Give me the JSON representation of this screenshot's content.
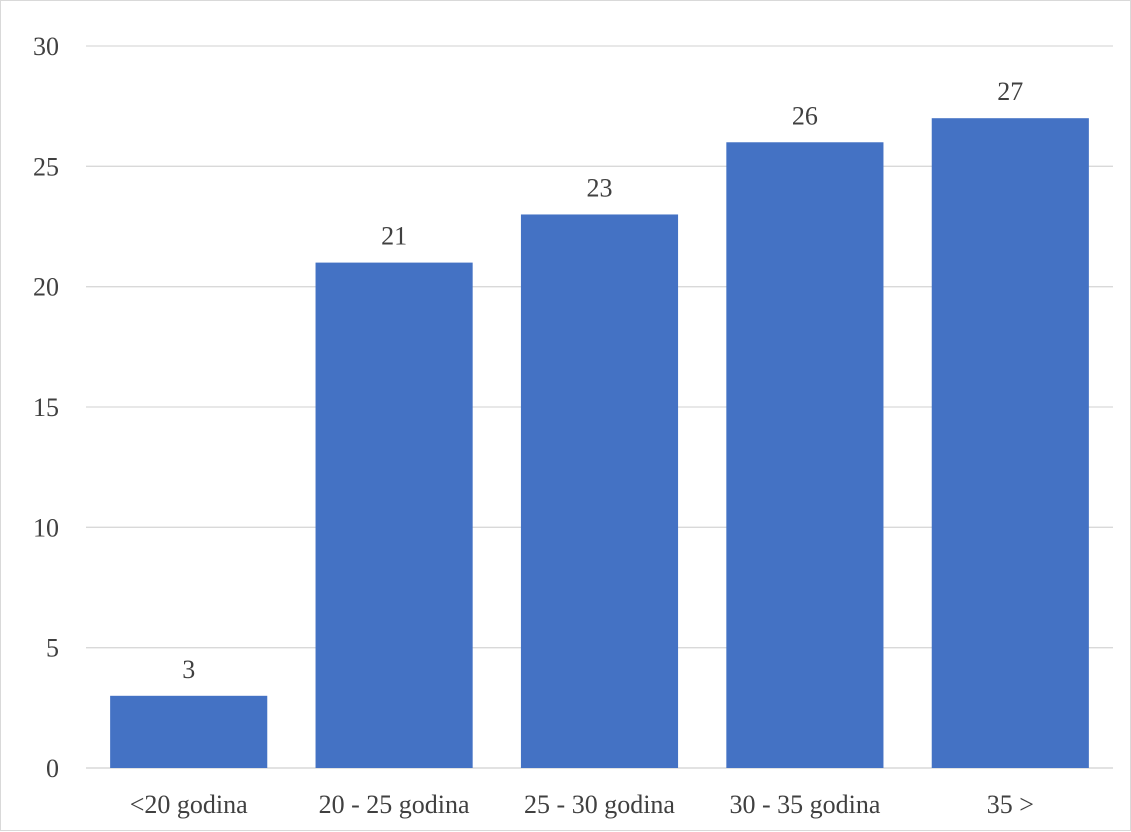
{
  "chart_data": {
    "type": "bar",
    "title": "",
    "xlabel": "",
    "ylabel": "",
    "categories": [
      "<20 godina",
      "20 - 25 godina",
      "25 - 30 godina",
      "30 - 35 godina",
      "35 >"
    ],
    "values": [
      3,
      21,
      23,
      26,
      27
    ],
    "ylim": [
      0,
      30
    ],
    "yticks": [
      0,
      5,
      10,
      15,
      20,
      25,
      30
    ],
    "grid": true,
    "legend": "none",
    "data_labels": true,
    "bar_color": "#4472C4",
    "grid_color": "#D9D9D9",
    "text_color": "#404040"
  }
}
────────
■ To do: All the records above need to be given again word for word. Skip the pictures.

■ Answer to the exercise:
Give me the JSON representation of this screenshot's content.
{
  "chart_data": {
    "type": "bar",
    "title": "",
    "xlabel": "",
    "ylabel": "",
    "categories": [
      "<20 godina",
      "20 - 25 godina",
      "25 - 30 godina",
      "30 - 35 godina",
      "35 >"
    ],
    "values": [
      3,
      21,
      23,
      26,
      27
    ],
    "ylim": [
      0,
      30
    ],
    "yticks": [
      0,
      5,
      10,
      15,
      20,
      25,
      30
    ],
    "grid": true,
    "legend": "none",
    "data_labels": true,
    "bar_color": "#4472C4",
    "grid_color": "#D9D9D9",
    "text_color": "#404040"
  }
}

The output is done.